OBJECTIVE:
Retype every entry exactly, character for character.

SUPPLIED DATA:
= = = = =

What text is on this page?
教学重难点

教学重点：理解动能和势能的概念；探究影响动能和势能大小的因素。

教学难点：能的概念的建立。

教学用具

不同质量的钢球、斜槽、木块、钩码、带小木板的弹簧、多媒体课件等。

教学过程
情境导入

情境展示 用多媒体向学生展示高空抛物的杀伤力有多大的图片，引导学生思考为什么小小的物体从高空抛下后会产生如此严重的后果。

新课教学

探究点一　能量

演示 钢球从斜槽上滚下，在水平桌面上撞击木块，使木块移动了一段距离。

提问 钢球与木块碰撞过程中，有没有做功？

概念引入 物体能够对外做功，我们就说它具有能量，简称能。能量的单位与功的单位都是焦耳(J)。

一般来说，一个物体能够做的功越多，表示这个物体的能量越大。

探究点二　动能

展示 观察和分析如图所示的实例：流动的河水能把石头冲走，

= = = = =

RESPONSE FOR THIS EXERCISE:
What text is on this page?
教学重难点

教学重点：理解动能和势能的概念；探究影响动能和势能大小的因素。

教学难点：能的概念的建立。

教学用具

不同质量的钢球、斜槽、木块、钩码、带小木板的弹簧、多媒体课件等。

教学过程
情境导入

情境展示 用多媒体向学生展示高空抛物的杀伤力有多大的图片，引导学生思考为什么小小的物体从高空抛下后会产生如此严重的后果。

新课教学

探究点一　能量

演示 钢球从斜槽上滚下，在水平桌面上撞击木块，使木块移动了一段距离。

提问 钢球与木块碰撞过程中，有没有做功？

概念引入 物体能够对外做功，我们就说它具有能量，简称能。能量的单位与功的单位都是焦耳(J)。

一般来说，一个物体能够做的功越多，表示这个物体的能量越大。

探究点二　动能

展示 观察和分析如图所示的实例：流动的河水能把石头冲走，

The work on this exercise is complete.